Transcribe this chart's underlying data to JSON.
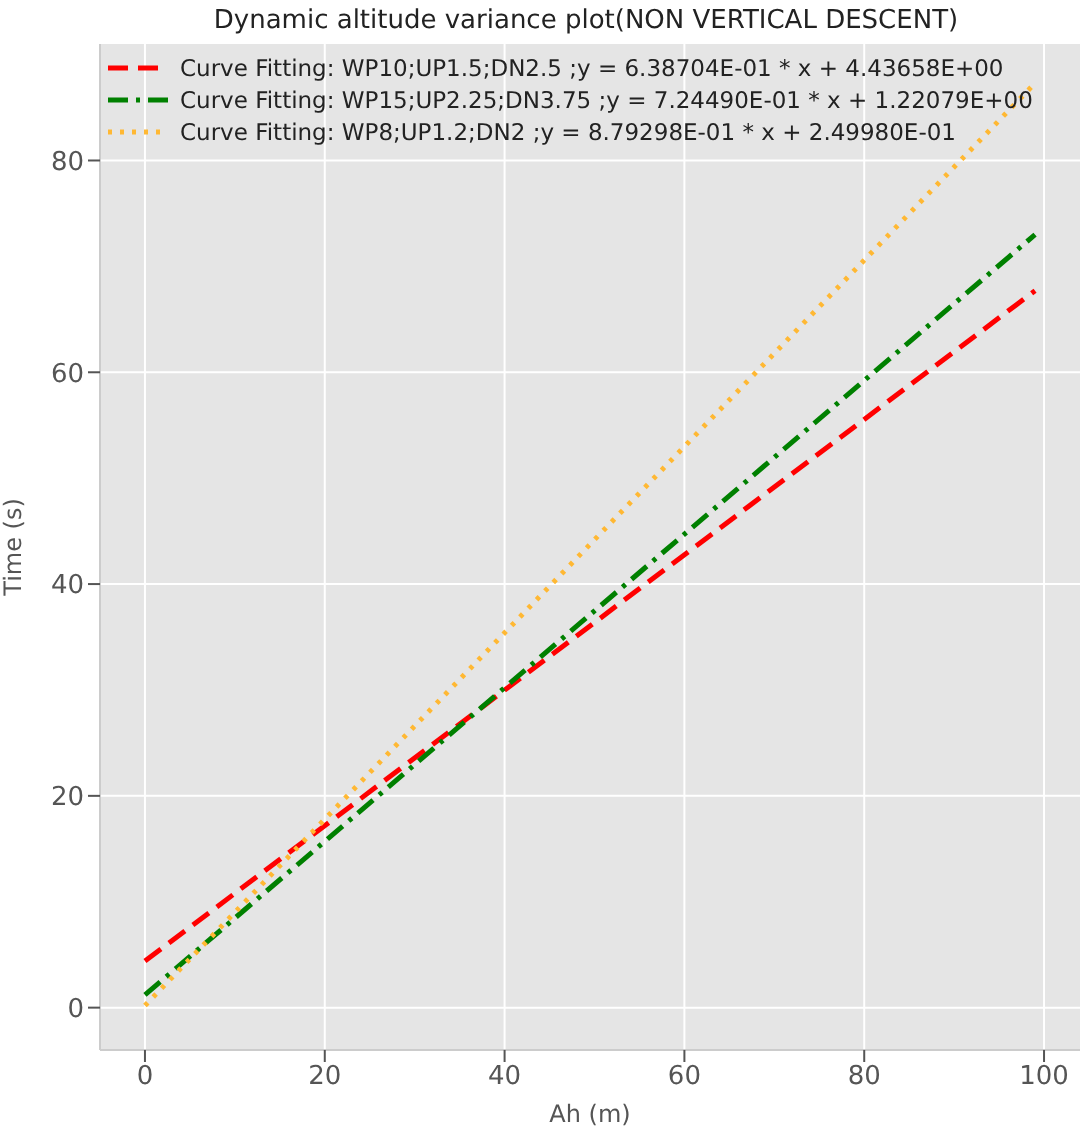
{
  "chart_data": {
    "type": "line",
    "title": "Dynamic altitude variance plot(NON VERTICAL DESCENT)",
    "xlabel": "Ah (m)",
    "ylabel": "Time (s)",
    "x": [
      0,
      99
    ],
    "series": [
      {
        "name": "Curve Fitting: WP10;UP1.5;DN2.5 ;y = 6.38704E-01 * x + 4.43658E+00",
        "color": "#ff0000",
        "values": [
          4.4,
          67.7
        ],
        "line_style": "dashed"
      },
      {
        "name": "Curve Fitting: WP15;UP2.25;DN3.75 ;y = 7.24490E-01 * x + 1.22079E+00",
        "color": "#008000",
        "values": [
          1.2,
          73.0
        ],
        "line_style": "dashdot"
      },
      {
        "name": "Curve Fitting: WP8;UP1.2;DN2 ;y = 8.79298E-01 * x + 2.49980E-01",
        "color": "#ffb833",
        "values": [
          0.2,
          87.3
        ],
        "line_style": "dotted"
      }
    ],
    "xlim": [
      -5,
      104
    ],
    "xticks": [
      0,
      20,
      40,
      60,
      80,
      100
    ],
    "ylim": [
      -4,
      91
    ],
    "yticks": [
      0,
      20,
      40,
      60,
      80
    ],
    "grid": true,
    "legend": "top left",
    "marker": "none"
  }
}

━━━━━━━━

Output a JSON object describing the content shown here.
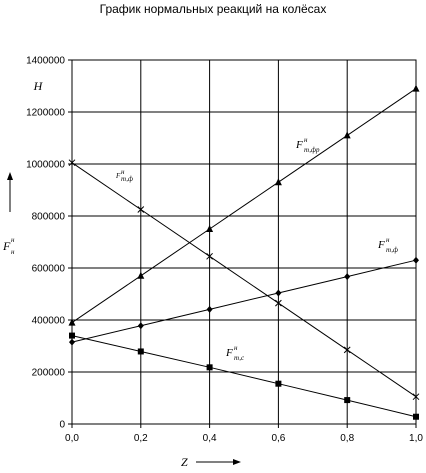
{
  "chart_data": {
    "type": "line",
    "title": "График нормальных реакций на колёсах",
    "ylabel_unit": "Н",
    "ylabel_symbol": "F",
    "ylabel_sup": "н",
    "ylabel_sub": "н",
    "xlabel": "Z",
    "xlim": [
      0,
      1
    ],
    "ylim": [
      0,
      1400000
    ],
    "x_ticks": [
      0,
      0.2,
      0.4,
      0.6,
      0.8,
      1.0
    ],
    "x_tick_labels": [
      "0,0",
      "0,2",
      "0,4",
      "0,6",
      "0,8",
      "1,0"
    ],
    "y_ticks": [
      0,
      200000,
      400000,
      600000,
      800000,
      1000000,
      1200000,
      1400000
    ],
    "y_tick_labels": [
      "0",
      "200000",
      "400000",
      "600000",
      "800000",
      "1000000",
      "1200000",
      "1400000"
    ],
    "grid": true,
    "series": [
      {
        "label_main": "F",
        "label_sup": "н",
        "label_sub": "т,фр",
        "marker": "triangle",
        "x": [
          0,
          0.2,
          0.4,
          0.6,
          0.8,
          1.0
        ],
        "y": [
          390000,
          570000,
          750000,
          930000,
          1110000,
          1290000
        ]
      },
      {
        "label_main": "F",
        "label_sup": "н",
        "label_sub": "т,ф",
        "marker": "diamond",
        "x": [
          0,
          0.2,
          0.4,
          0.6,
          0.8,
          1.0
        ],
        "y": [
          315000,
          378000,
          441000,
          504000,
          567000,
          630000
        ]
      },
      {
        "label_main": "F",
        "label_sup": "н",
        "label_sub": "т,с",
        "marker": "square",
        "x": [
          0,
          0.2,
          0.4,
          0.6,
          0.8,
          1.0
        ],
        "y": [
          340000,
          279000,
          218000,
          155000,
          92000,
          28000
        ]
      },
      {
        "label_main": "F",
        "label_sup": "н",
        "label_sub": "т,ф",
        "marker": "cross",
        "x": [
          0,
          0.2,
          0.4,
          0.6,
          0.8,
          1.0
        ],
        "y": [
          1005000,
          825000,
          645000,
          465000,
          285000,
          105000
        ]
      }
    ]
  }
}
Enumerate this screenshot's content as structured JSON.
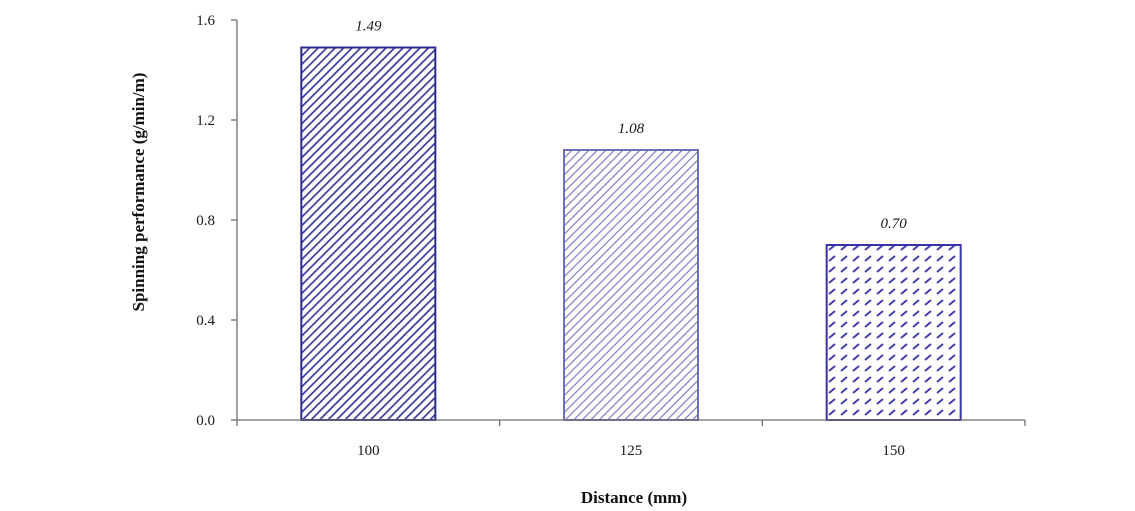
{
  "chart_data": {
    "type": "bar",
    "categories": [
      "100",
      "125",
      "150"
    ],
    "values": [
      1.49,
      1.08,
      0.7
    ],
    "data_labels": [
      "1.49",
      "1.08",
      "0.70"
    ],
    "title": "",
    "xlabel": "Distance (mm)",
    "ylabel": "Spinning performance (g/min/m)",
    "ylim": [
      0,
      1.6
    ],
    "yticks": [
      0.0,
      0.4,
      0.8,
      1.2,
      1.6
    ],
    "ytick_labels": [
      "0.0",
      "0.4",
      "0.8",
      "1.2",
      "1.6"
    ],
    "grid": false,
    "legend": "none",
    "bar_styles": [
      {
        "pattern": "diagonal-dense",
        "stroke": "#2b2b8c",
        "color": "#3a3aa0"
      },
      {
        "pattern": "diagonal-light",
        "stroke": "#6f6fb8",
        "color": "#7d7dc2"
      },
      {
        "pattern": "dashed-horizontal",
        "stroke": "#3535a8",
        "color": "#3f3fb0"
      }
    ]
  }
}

━━━━━━━━

_WHAT IS REQUIRED_:
Go through the listing above and return every line where the word "Curve" occurs.

_ANSWER IN FULL_:
        "name": "Curve Fitting: WP10;UP1.5;DN2.5 ;y = 6.38704E-01 * x + 4.43658E+00",
        "name": "Curve Fitting: WP15;UP2.25;DN3.75 ;y = 7.24490E-01 * x + 1.22079E+00",
        "name": "Curve Fitting: WP8;UP1.2;DN2 ;y = 8.79298E-01 * x + 2.49980E-01",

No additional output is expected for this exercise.